Stored data entries:
--

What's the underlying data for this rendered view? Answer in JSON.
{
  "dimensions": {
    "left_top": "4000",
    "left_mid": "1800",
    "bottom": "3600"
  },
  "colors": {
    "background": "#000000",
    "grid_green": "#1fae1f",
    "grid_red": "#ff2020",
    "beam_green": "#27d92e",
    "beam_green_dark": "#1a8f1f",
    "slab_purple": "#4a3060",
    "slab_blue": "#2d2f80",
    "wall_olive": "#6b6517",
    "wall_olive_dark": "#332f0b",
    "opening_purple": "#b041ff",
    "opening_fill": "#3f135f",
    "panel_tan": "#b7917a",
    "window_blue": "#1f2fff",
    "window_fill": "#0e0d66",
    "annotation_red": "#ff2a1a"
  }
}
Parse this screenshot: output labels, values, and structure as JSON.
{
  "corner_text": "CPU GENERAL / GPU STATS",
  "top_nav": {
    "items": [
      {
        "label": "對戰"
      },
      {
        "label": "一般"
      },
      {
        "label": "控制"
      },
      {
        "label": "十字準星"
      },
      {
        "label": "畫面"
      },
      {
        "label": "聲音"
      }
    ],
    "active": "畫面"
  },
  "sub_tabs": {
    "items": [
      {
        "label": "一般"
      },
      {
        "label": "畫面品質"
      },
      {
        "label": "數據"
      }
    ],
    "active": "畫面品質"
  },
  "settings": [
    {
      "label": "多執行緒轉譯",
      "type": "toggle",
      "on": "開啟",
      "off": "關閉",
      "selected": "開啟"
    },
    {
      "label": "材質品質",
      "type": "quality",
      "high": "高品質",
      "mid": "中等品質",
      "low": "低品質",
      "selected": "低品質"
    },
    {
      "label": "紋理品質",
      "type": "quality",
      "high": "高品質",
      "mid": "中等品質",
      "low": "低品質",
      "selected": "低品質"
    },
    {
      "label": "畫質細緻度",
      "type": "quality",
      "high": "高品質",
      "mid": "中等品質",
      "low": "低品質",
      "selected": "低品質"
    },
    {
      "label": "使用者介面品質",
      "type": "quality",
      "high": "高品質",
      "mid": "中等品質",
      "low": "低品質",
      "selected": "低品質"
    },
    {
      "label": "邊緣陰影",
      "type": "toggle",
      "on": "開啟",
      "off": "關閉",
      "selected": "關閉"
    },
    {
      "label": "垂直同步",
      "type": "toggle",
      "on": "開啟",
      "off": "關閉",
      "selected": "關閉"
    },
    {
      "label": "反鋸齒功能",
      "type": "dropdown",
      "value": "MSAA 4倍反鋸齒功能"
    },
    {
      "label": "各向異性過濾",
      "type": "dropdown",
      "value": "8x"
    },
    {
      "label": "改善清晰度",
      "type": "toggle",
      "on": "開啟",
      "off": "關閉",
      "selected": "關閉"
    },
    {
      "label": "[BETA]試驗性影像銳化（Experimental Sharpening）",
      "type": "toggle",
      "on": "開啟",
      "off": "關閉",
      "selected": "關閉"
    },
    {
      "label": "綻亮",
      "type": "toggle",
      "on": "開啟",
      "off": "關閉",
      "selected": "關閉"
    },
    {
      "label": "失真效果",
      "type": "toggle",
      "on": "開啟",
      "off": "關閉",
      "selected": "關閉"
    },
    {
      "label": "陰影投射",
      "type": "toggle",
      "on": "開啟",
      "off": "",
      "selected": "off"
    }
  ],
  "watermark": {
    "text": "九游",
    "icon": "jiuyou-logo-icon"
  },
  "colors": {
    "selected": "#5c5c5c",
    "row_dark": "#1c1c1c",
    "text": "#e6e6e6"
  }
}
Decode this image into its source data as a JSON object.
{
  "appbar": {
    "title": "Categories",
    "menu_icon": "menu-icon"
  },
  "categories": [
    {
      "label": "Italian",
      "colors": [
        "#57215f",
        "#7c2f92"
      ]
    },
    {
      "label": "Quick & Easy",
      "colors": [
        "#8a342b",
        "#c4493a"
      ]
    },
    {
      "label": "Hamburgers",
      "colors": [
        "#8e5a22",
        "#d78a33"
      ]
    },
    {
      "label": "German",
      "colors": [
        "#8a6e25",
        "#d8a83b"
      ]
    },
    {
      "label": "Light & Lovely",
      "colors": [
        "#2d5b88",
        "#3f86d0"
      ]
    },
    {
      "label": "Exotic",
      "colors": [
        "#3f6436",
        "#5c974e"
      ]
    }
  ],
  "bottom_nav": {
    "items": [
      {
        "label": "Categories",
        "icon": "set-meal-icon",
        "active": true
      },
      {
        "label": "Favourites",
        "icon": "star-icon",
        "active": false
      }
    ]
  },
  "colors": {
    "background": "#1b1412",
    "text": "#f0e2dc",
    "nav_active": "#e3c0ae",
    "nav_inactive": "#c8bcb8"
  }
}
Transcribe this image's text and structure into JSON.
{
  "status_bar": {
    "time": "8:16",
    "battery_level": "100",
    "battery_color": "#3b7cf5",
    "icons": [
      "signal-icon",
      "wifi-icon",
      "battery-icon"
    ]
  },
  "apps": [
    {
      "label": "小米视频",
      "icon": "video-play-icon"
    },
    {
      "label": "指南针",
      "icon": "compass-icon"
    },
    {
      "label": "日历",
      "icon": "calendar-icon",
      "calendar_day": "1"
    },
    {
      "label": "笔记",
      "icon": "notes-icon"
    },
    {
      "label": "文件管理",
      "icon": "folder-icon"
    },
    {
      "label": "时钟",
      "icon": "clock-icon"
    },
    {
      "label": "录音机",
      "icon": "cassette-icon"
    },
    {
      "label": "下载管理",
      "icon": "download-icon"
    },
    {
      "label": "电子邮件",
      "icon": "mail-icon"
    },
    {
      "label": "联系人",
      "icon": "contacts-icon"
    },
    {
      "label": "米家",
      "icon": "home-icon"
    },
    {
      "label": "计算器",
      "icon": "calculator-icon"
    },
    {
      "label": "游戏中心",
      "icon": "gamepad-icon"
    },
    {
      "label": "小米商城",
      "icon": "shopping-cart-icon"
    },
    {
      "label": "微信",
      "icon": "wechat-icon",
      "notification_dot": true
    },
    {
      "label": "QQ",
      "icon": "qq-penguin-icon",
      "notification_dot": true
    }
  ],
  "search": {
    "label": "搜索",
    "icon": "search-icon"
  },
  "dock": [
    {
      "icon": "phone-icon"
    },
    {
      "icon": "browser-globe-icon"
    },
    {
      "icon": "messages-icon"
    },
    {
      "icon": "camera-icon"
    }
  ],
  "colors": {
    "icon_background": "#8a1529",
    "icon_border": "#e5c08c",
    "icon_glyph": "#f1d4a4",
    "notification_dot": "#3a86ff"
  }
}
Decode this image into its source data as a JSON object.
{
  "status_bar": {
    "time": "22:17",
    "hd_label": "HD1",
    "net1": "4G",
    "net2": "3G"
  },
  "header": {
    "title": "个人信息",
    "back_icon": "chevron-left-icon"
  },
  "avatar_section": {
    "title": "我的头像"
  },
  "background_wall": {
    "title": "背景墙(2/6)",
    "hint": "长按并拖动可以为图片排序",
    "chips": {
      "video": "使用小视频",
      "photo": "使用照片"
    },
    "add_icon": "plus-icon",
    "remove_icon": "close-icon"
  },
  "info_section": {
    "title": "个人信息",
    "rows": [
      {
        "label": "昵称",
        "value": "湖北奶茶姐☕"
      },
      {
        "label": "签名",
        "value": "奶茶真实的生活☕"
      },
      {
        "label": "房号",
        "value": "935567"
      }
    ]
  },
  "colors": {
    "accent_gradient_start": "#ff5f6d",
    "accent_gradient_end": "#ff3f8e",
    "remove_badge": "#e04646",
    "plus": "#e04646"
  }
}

--

= YOUR TASK =
Extract the complete listing above, reproducing each line exactly.

= EXERCISE SOLUTION =
What's the underlying data for this rendered view? Answer in JSON.
{
  "dimensions": {
    "left_top": "4000",
    "left_mid": "1800",
    "bottom": "3600"
  },
  "colors": {
    "background": "#000000",
    "grid_green": "#1fae1f",
    "grid_red": "#ff2020",
    "beam_green": "#27d92e",
    "beam_green_dark": "#1a8f1f",
    "slab_purple": "#4a3060",
    "slab_blue": "#2d2f80",
    "wall_olive": "#6b6517",
    "wall_olive_dark": "#332f0b",
    "opening_purple": "#b041ff",
    "opening_fill": "#3f135f",
    "panel_tan": "#b7917a",
    "window_blue": "#1f2fff",
    "window_fill": "#0e0d66",
    "annotation_red": "#ff2a1a"
  }
}
Parse this screenshot: output labels, values, and structure as JSON.
{
  "corner_text": "CPU GENERAL / GPU STATS",
  "top_nav": {
    "items": [
      {
        "label": "對戰"
      },
      {
        "label": "一般"
      },
      {
        "label": "控制"
      },
      {
        "label": "十字準星"
      },
      {
        "label": "畫面"
      },
      {
        "label": "聲音"
      }
    ],
    "active": "畫面"
  },
  "sub_tabs": {
    "items": [
      {
        "label": "一般"
      },
      {
        "label": "畫面品質"
      },
      {
        "label": "數據"
      }
    ],
    "active": "畫面品質"
  },
  "settings": [
    {
      "label": "多執行緒轉譯",
      "type": "toggle",
      "on": "開啟",
      "off": "關閉",
      "selected": "開啟"
    },
    {
      "label": "材質品質",
      "type": "quality",
      "high": "高品質",
      "mid": "中等品質",
      "low": "低品質",
      "selected": "低品質"
    },
    {
      "label": "紋理品質",
      "type": "quality",
      "high": "高品質",
      "mid": "中等品質",
      "low": "低品質",
      "selected": "低品質"
    },
    {
      "label": "畫質細緻度",
      "type": "quality",
      "high": "高品質",
      "mid": "中等品質",
      "low": "低品質",
      "selected": "低品質"
    },
    {
      "label": "使用者介面品質",
      "type": "quality",
      "high": "高品質",
      "mid": "中等品質",
      "low": "低品質",
      "selected": "低品質"
    },
    {
      "label": "邊緣陰影",
      "type": "toggle",
      "on": "開啟",
      "off": "關閉",
      "selected": "關閉"
    },
    {
      "label": "垂直同步",
      "type": "toggle",
      "on": "開啟",
      "off": "關閉",
      "selected": "關閉"
    },
    {
      "label": "反鋸齒功能",
      "type": "dropdown",
      "value": "MSAA 4倍反鋸齒功能"
    },
    {
      "label": "各向異性過濾",
      "type": "dropdown",
      "value": "8x"
    },
    {
      "label": "改善清晰度",
      "type": "toggle",
      "on": "開啟",
      "off": "關閉",
      "selected": "關閉"
    },
    {
      "label": "[BETA]試驗性影像銳化（Experimental Sharpening）",
      "type": "toggle",
      "on": "開啟",
      "off": "關閉",
      "selected": "關閉"
    },
    {
      "label": "綻亮",
      "type": "toggle",
      "on": "開啟",
      "off": "關閉",
      "selected": "關閉"
    },
    {
      "label": "失真效果",
      "type": "toggle",
      "on": "開啟",
      "off": "關閉",
      "selected": "關閉"
    },
    {
      "label": "陰影投射",
      "type": "toggle",
      "on": "開啟",
      "off": "",
      "selected": "off"
    }
  ],
  "watermark": {
    "text": "九游",
    "icon": "jiuyou-logo-icon"
  },
  "colors": {
    "selected": "#5c5c5c",
    "row_dark": "#1c1c1c",
    "text": "#e6e6e6"
  }
}
Decode this image into its source data as a JSON object.
{
  "appbar": {
    "title": "Categories",
    "menu_icon": "menu-icon"
  },
  "categories": [
    {
      "label": "Italian",
      "colors": [
        "#57215f",
        "#7c2f92"
      ]
    },
    {
      "label": "Quick & Easy",
      "colors": [
        "#8a342b",
        "#c4493a"
      ]
    },
    {
      "label": "Hamburgers",
      "colors": [
        "#8e5a22",
        "#d78a33"
      ]
    },
    {
      "label": "German",
      "colors": [
        "#8a6e25",
        "#d8a83b"
      ]
    },
    {
      "label": "Light & Lovely",
      "colors": [
        "#2d5b88",
        "#3f86d0"
      ]
    },
    {
      "label": "Exotic",
      "colors": [
        "#3f6436",
        "#5c974e"
      ]
    }
  ],
  "bottom_nav": {
    "items": [
      {
        "label": "Categories",
        "icon": "set-meal-icon",
        "active": true
      },
      {
        "label": "Favourites",
        "icon": "star-icon",
        "active": false
      }
    ]
  },
  "colors": {
    "background": "#1b1412",
    "text": "#f0e2dc",
    "nav_active": "#e3c0ae",
    "nav_inactive": "#c8bcb8"
  }
}
Transcribe this image's text and structure into JSON.
{
  "status_bar": {
    "time": "8:16",
    "battery_level": "100",
    "battery_color": "#3b7cf5",
    "icons": [
      "signal-icon",
      "wifi-icon",
      "battery-icon"
    ]
  },
  "apps": [
    {
      "label": "小米视频",
      "icon": "video-play-icon"
    },
    {
      "label": "指南针",
      "icon": "compass-icon"
    },
    {
      "label": "日历",
      "icon": "calendar-icon",
      "calendar_day": "1"
    },
    {
      "label": "笔记",
      "icon": "notes-icon"
    },
    {
      "label": "文件管理",
      "icon": "folder-icon"
    },
    {
      "label": "时钟",
      "icon": "clock-icon"
    },
    {
      "label": "录音机",
      "icon": "cassette-icon"
    },
    {
      "label": "下载管理",
      "icon": "download-icon"
    },
    {
      "label": "电子邮件",
      "icon": "mail-icon"
    },
    {
      "label": "联系人",
      "icon": "contacts-icon"
    },
    {
      "label": "米家",
      "icon": "home-icon"
    },
    {
      "label": "计算器",
      "icon": "calculator-icon"
    },
    {
      "label": "游戏中心",
      "icon": "gamepad-icon"
    },
    {
      "label": "小米商城",
      "icon": "shopping-cart-icon"
    },
    {
      "label": "微信",
      "icon": "wechat-icon",
      "notification_dot": true
    },
    {
      "label": "QQ",
      "icon": "qq-penguin-icon",
      "notification_dot": true
    }
  ],
  "search": {
    "label": "搜索",
    "icon": "search-icon"
  },
  "dock": [
    {
      "icon": "phone-icon"
    },
    {
      "icon": "browser-globe-icon"
    },
    {
      "icon": "messages-icon"
    },
    {
      "icon": "camera-icon"
    }
  ],
  "colors": {
    "icon_background": "#8a1529",
    "icon_border": "#e5c08c",
    "icon_glyph": "#f1d4a4",
    "notification_dot": "#3a86ff"
  }
}
Decode this image into its source data as a JSON object.
{
  "status_bar": {
    "time": "22:17",
    "hd_label": "HD1",
    "net1": "4G",
    "net2": "3G"
  },
  "header": {
    "title": "个人信息",
    "back_icon": "chevron-left-icon"
  },
  "avatar_section": {
    "title": "我的头像"
  },
  "background_wall": {
    "title": "背景墙(2/6)",
    "hint": "长按并拖动可以为图片排序",
    "chips": {
      "video": "使用小视频",
      "photo": "使用照片"
    },
    "add_icon": "plus-icon",
    "remove_icon": "close-icon"
  },
  "info_section": {
    "title": "个人信息",
    "rows": [
      {
        "label": "昵称",
        "value": "湖北奶茶姐☕"
      },
      {
        "label": "签名",
        "value": "奶茶真实的生活☕"
      },
      {
        "label": "房号",
        "value": "935567"
      }
    ]
  },
  "colors": {
    "accent_gradient_start": "#ff5f6d",
    "accent_gradient_end": "#ff3f8e",
    "remove_badge": "#e04646",
    "plus": "#e04646"
  }
}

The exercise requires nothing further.